Records to process -
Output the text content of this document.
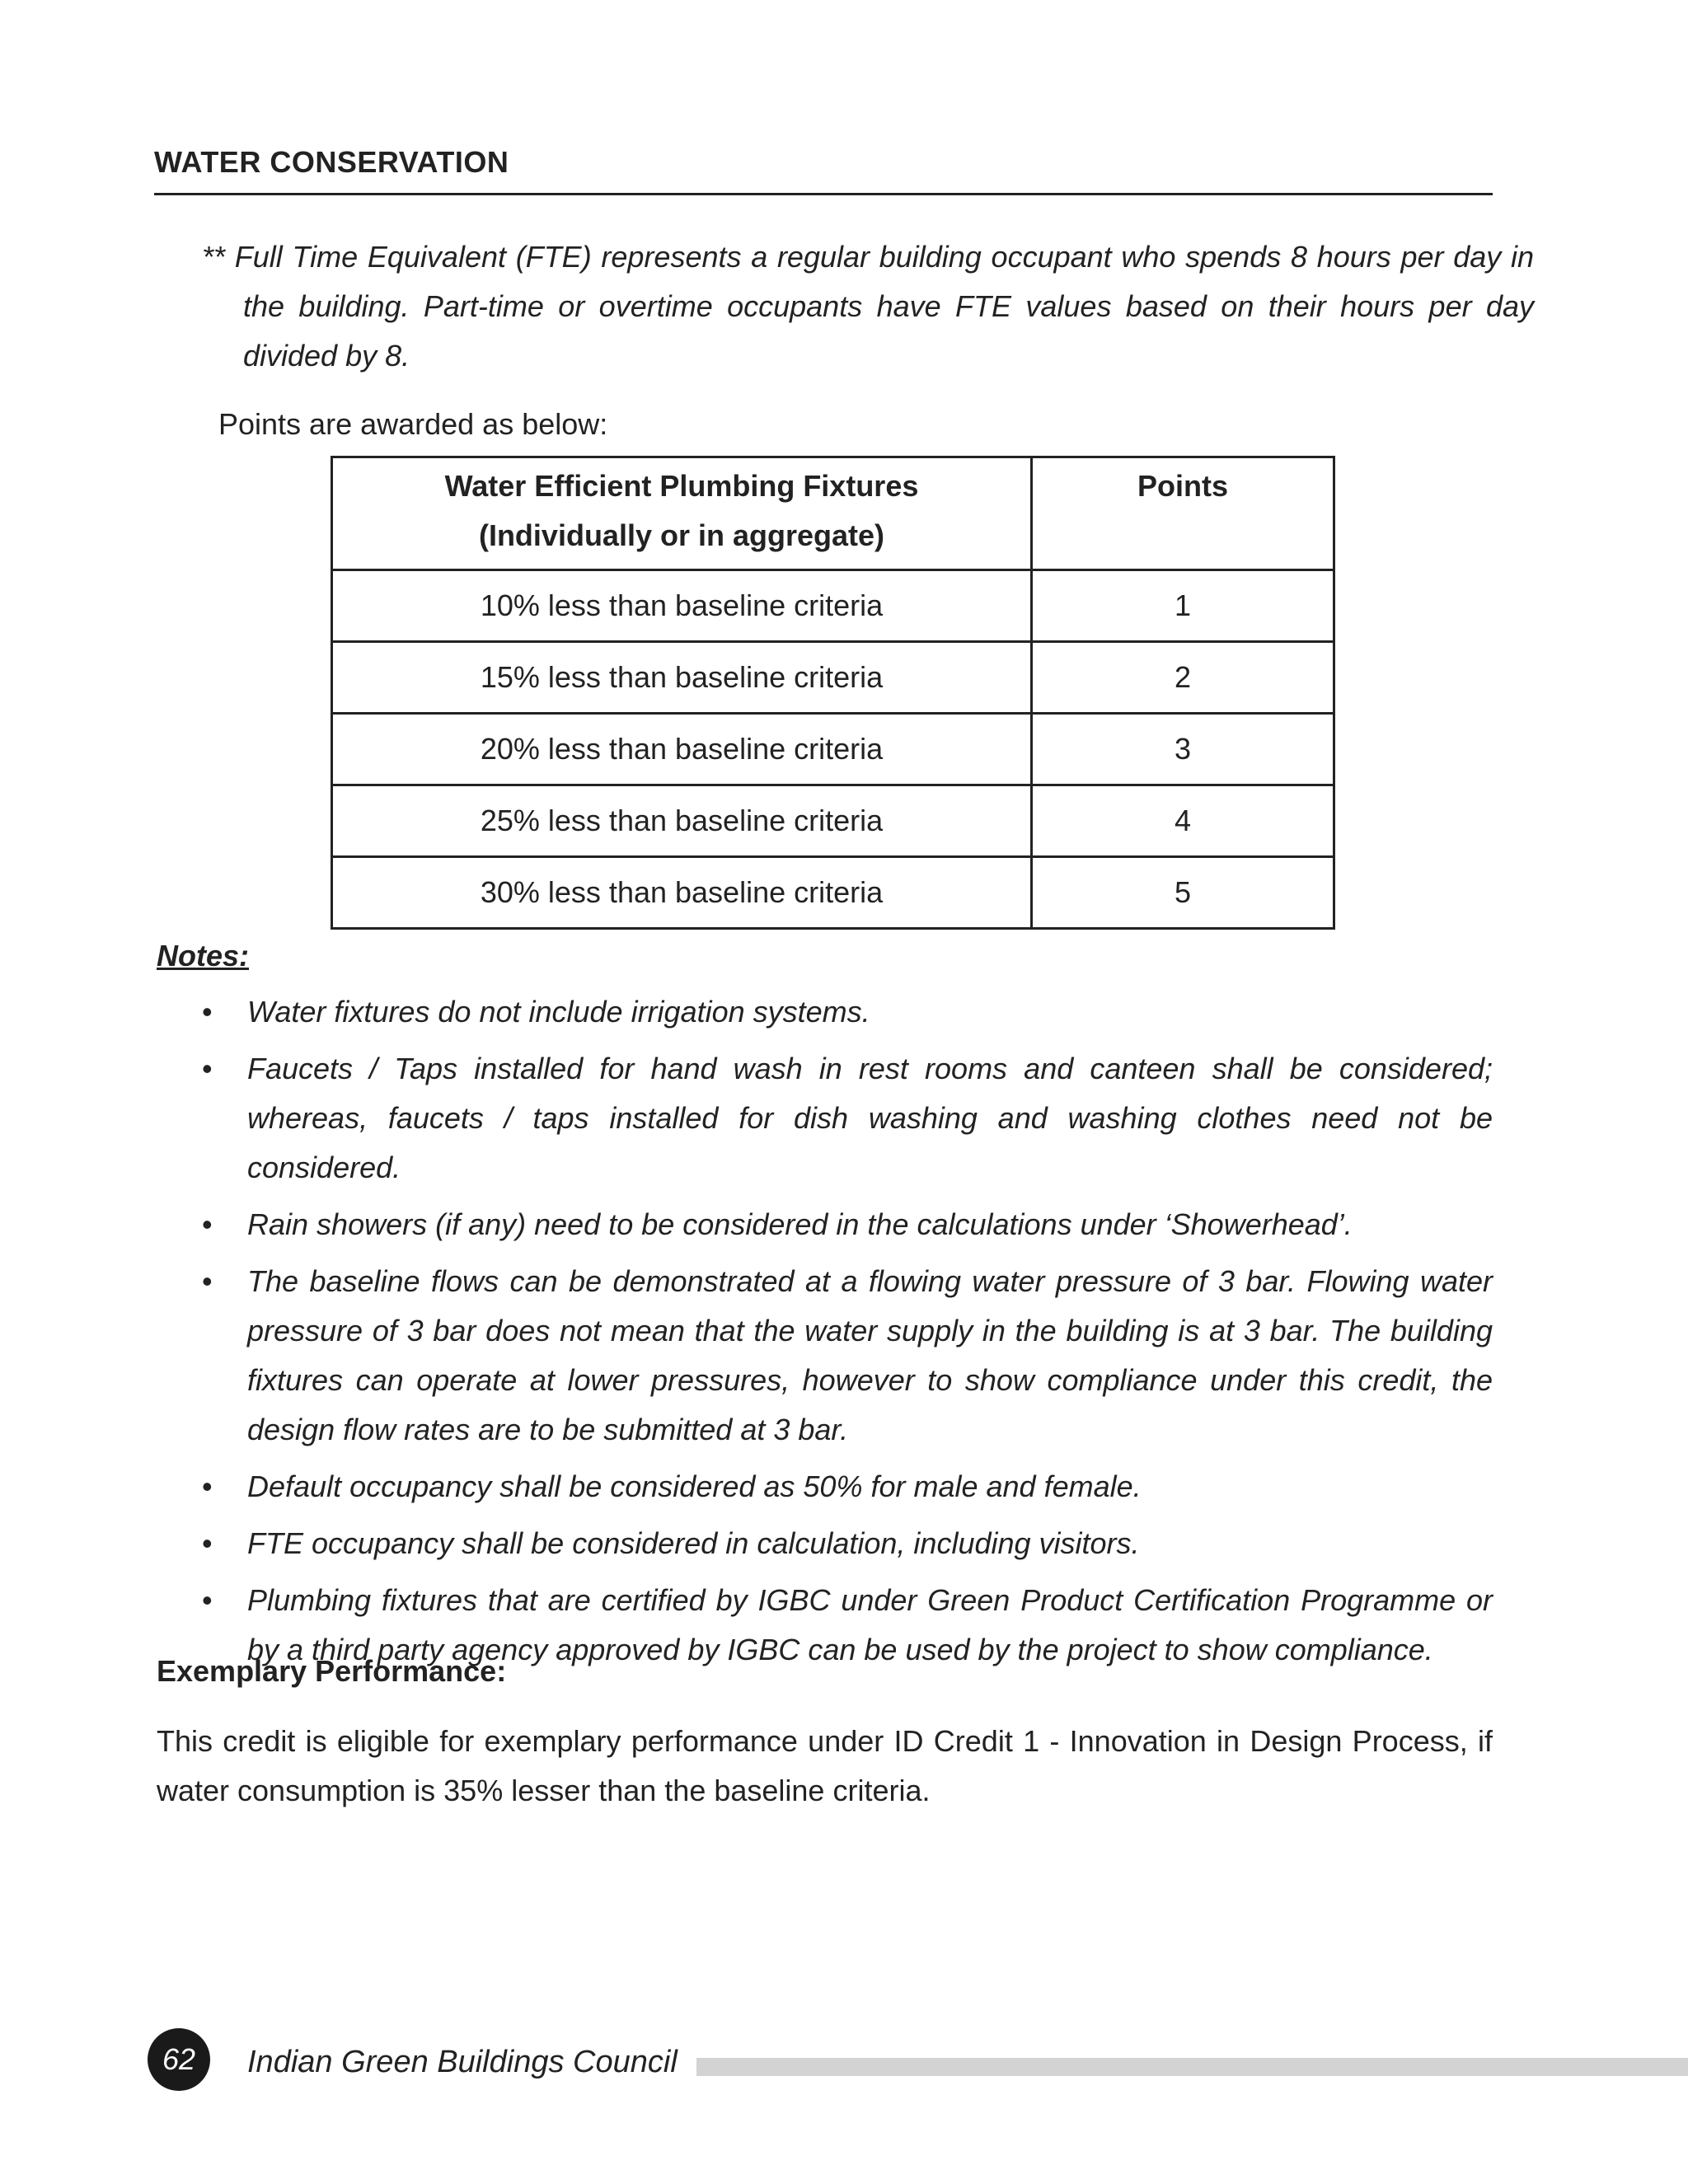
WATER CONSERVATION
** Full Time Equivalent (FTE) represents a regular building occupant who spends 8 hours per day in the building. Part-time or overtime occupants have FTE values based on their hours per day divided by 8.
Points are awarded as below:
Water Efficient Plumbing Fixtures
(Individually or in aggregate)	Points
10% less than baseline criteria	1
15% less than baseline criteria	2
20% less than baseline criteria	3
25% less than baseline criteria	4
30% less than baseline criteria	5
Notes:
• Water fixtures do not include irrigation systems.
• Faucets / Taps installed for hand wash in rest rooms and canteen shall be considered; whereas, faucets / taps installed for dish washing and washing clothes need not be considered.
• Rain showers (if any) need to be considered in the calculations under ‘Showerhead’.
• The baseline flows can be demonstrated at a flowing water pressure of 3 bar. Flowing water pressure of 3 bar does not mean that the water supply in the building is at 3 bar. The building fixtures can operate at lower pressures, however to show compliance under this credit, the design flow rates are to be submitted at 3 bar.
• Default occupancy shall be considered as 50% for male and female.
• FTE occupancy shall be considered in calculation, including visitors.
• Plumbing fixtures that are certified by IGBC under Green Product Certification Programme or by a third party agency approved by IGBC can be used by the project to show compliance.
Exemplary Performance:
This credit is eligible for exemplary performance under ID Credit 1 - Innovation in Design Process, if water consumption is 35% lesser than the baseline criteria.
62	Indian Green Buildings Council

Given instruction -
Reproduce each line word for word and drop the pictures.

Reply to the task -
Output the text content of this document.
WATER CONSERVATION
** Full Time Equivalent (FTE) represents a regular building occupant who spends 8 hours per day in the building. Part-time or overtime occupants have FTE values based on their hours per day divided by 8.
Points are awarded as below:
Water Efficient Plumbing Fixtures
(Individually or in aggregate)	Points
10% less than baseline criteria	1
15% less than baseline criteria	2
20% less than baseline criteria	3
25% less than baseline criteria	4
30% less than baseline criteria	5
Notes:
• Water fixtures do not include irrigation systems.
• Faucets / Taps installed for hand wash in rest rooms and canteen shall be considered; whereas, faucets / taps installed for dish washing and washing clothes need not be considered.
• Rain showers (if any) need to be considered in the calculations under ‘Showerhead’.
• The baseline flows can be demonstrated at a flowing water pressure of 3 bar. Flowing water pressure of 3 bar does not mean that the water supply in the building is at 3 bar. The building fixtures can operate at lower pressures, however to show compliance under this credit, the design flow rates are to be submitted at 3 bar.
• Default occupancy shall be considered as 50% for male and female.
• FTE occupancy shall be considered in calculation, including visitors.
• Plumbing fixtures that are certified by IGBC under Green Product Certification Programme or by a third party agency approved by IGBC can be used by the project to show compliance.
Exemplary Performance:
This credit is eligible for exemplary performance under ID Credit 1 - Innovation in Design Process, if water consumption is 35% lesser than the baseline criteria.
62	Indian Green Buildings Council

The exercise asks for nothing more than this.